Requirement:
Single out the lines that include the word "Changes". Copy them.

Supplied entries:
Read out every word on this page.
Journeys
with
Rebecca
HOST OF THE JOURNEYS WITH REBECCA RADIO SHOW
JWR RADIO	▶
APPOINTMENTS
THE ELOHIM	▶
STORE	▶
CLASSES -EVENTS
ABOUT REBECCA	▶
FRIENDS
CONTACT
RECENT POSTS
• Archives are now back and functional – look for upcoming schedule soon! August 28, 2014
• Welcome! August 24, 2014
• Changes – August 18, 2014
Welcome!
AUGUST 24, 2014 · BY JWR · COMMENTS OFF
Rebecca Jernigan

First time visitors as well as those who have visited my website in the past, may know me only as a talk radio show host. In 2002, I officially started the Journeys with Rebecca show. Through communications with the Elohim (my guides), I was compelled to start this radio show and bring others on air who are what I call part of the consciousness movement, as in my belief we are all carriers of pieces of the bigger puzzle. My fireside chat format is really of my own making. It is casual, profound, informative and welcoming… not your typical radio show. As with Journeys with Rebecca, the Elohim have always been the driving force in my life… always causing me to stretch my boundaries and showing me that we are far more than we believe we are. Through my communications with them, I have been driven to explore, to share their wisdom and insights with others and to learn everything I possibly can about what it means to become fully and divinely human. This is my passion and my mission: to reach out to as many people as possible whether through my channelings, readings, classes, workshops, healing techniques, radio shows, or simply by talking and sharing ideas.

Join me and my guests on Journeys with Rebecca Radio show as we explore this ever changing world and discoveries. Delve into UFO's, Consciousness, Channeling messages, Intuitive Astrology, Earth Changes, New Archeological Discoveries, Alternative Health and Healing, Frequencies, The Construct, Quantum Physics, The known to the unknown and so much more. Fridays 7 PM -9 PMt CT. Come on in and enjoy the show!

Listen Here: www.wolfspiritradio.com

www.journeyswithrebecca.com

Correct result:
• Changes – August 18, 2014
Join me and my guests on Journeys with Rebecca Radio show as we explore this ever changing world and discoveries. Delve into UFO's, Consciousness, Channeling messages, Intuitive Astrology, Earth Changes, New Archeological Discoveries, Alternative Health and Healing, Frequencies, The Construct, Quantum Physics, The known to the unknown and so much more. Fridays 7 PM -9 PMt CT. Come on in and enjoy the show!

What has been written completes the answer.